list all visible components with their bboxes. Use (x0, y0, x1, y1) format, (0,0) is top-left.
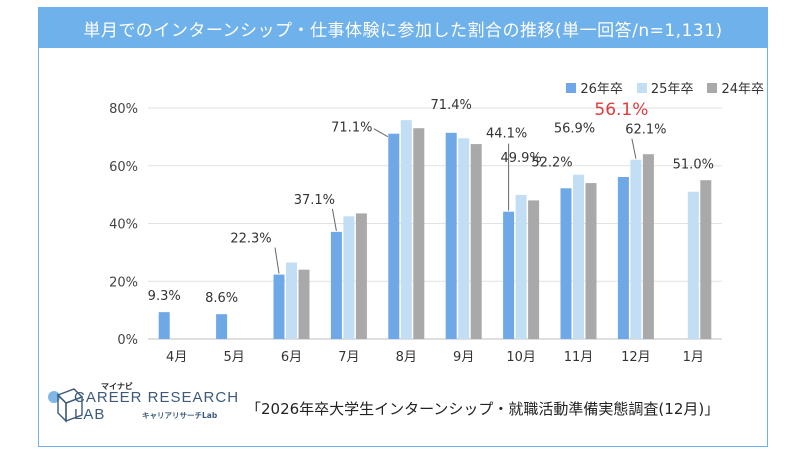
bar (158, 312, 170, 339)
legend-item-25: 25年卒 (636, 78, 694, 97)
logo-brand-name: CAREER RESEARCH LAB (74, 389, 239, 423)
data-label: 62.1% (625, 123, 666, 138)
data-label: 9.3% (148, 289, 181, 304)
logo-cube-icon (48, 388, 84, 423)
logo-brand-sub: キャリアリサーチLab (142, 411, 218, 420)
bar (503, 211, 515, 339)
data-label: 51.0% (673, 158, 714, 173)
career-research-lab-logo: マイナビ CAREER RESEARCH LAB キャリアリサーチLab (44, 381, 264, 437)
bar (413, 128, 425, 339)
data-label-highlight: 56.1% (594, 100, 648, 120)
bar (445, 132, 457, 339)
x-tick-label: 4月 (166, 350, 187, 365)
x-tick-label: 9月 (453, 350, 474, 365)
y-tick-label: 20% (109, 275, 138, 290)
legend-item-26: 26年卒 (566, 78, 623, 97)
x-tick-label: 5月 (223, 350, 244, 365)
data-label: 71.4% (431, 98, 472, 113)
y-tick-label: 40% (109, 218, 138, 233)
label-leader (373, 128, 389, 138)
label-leader (331, 208, 337, 231)
data-label: 52.2% (531, 155, 572, 170)
chart-title: 単月でのインターンシップ・仕事体験に参加した割合の推移(単一回答/n=1,131… (39, 8, 767, 48)
bar (617, 177, 629, 339)
bar (528, 200, 540, 339)
bar (400, 120, 412, 339)
legend-label-25: 25年卒 (650, 82, 694, 97)
bar (298, 269, 310, 339)
legend-label-24: 24年卒 (721, 82, 764, 97)
bar (330, 231, 342, 339)
data-label: 22.3% (230, 232, 271, 247)
bar (388, 133, 400, 339)
data-label: 56.9% (554, 122, 595, 137)
logo-brand-small: マイナビ (101, 382, 133, 391)
y-tick-label: 60% (109, 160, 138, 175)
logo-brand-line2: LAB (74, 406, 106, 423)
label-leader (274, 247, 280, 274)
data-label: 49.9% (500, 151, 541, 166)
bar (470, 144, 482, 339)
bar (630, 159, 642, 339)
x-tick-label: 11月 (564, 350, 594, 365)
data-label: 71.1% (331, 121, 372, 136)
legend-swatch-24 (707, 82, 718, 93)
y-tick-label: 0% (117, 333, 138, 348)
legend-item-24: 24年卒 (707, 78, 764, 97)
y-tick-label: 80% (109, 102, 138, 117)
logo-brand-line1: CAREER RESEARCH (74, 389, 240, 406)
bar (700, 180, 712, 339)
legend-swatch-25 (636, 82, 647, 93)
data-label: 37.1% (294, 193, 335, 208)
bar (573, 174, 584, 339)
x-tick-label: 8月 (396, 350, 417, 365)
bar (585, 183, 597, 339)
data-label: 44.1% (486, 127, 527, 142)
data-label: 8.6% (205, 291, 238, 306)
x-tick-label: 12月 (621, 350, 651, 365)
legend-label-26: 26年卒 (580, 82, 623, 97)
bar (458, 138, 470, 339)
x-tick-label: 6月 (281, 350, 302, 365)
bar (286, 262, 297, 339)
x-tick-label: 10月 (506, 350, 536, 365)
bar (687, 191, 699, 339)
bar (343, 216, 355, 339)
x-tick-label: 1月 (683, 350, 704, 365)
source-note: 「2026年卒大学生インターンシップ・就職活動準備実態調査(12月)」 (246, 400, 720, 418)
bar (642, 154, 654, 339)
bar (273, 274, 285, 339)
x-tick-label: 7月 (338, 350, 359, 365)
bar (355, 213, 367, 339)
legend-swatch-26 (566, 82, 577, 93)
label-leader (631, 138, 637, 159)
bar (515, 194, 527, 339)
bar (216, 314, 228, 339)
bar (560, 188, 572, 339)
chart-legend: 26年卒 25年卒 24年卒 (566, 78, 764, 97)
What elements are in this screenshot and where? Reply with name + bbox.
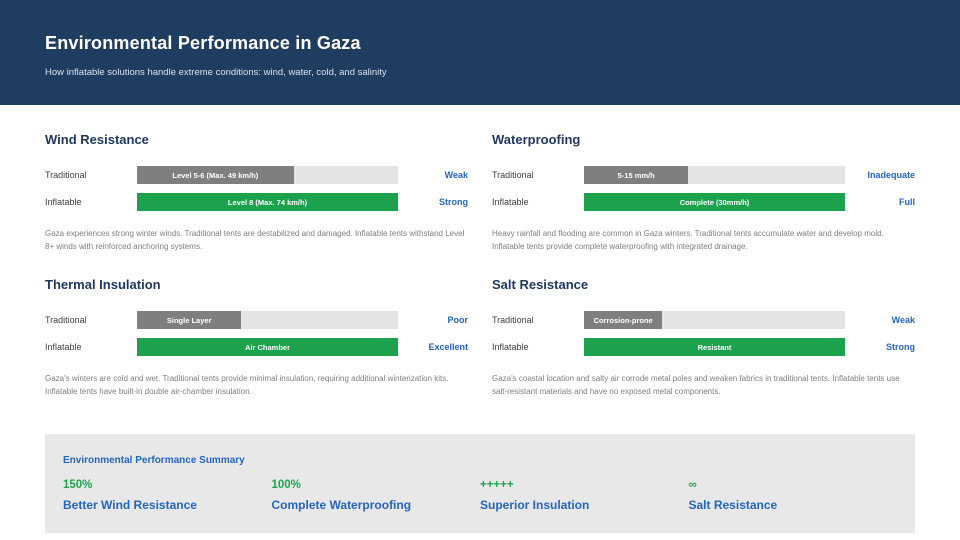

WHAT TO PRODUCE — Pull out each line of the records above that contains the string "chart".

OUTPUT BELOW —
chart-title: 単月でのインターンシップ・仕事体験に参加した割合の推移(単一回答/n=1,131… (39, 8, 767, 48)
chart-legend: 26年卒 25年卒 24年卒 (566, 78, 764, 97)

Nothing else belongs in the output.